=== Task ===
Look through the records below and collect all lines that hold the string "JSON".

━━━━━━━━━━━━━━━━━━━━

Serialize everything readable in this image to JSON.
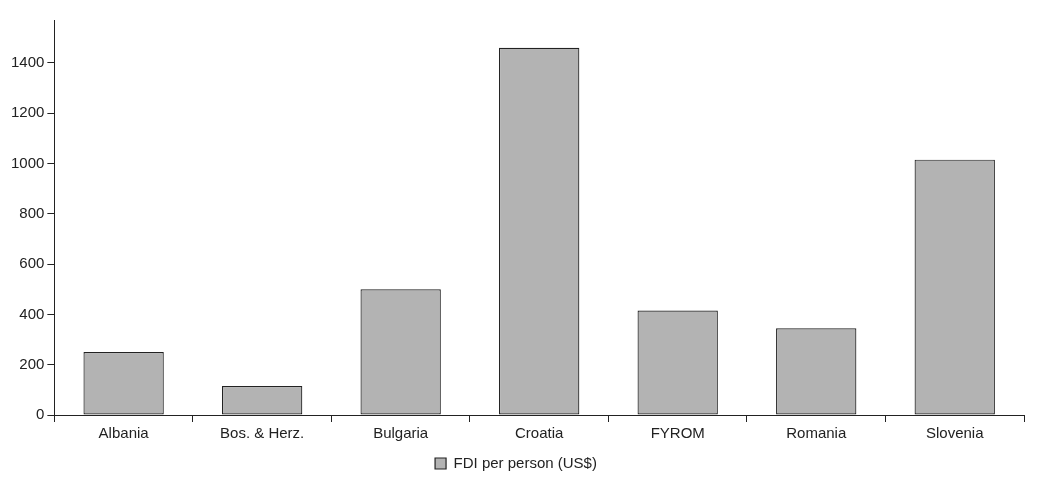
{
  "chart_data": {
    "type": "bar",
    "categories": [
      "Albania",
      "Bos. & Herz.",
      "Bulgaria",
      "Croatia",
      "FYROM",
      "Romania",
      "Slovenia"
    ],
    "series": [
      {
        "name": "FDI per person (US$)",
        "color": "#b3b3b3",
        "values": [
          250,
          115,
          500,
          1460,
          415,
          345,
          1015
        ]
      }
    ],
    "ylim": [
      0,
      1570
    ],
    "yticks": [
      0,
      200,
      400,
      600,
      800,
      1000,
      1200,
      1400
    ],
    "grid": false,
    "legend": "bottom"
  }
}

━━━━━━━━━━━━━━━━━━━━

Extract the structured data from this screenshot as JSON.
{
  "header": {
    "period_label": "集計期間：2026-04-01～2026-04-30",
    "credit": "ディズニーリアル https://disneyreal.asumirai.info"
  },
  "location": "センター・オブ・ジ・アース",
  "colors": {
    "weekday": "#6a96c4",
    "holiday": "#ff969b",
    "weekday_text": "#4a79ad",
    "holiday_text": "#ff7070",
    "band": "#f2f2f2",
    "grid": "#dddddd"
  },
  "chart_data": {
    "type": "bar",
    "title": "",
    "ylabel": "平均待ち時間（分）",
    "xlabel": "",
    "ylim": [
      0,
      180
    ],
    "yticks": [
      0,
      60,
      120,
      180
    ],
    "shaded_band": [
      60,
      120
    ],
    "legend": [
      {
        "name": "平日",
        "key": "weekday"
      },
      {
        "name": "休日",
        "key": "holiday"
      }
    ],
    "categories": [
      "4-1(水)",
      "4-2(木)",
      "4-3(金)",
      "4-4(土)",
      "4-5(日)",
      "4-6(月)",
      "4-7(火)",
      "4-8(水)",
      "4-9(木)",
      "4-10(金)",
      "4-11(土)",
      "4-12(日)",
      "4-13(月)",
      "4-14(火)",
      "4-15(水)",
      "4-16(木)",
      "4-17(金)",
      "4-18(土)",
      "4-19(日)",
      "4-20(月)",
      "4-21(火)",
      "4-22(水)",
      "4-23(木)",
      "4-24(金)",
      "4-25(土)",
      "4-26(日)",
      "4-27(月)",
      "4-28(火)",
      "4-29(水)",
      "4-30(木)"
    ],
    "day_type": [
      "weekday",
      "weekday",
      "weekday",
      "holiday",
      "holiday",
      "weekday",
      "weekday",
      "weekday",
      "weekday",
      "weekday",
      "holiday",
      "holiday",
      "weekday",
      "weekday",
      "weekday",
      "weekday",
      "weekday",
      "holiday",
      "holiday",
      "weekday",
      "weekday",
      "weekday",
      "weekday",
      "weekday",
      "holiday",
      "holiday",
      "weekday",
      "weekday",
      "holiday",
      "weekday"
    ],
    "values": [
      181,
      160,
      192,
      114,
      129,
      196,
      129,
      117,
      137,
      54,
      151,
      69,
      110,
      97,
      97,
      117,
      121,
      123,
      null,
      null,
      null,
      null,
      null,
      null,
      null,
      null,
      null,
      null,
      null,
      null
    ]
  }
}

━━━━━━━━━━━━━━━━━━━━

=== Solution below ===
Serialize everything readable in this image to JSON.
Extract the structured data from this screenshot as JSON.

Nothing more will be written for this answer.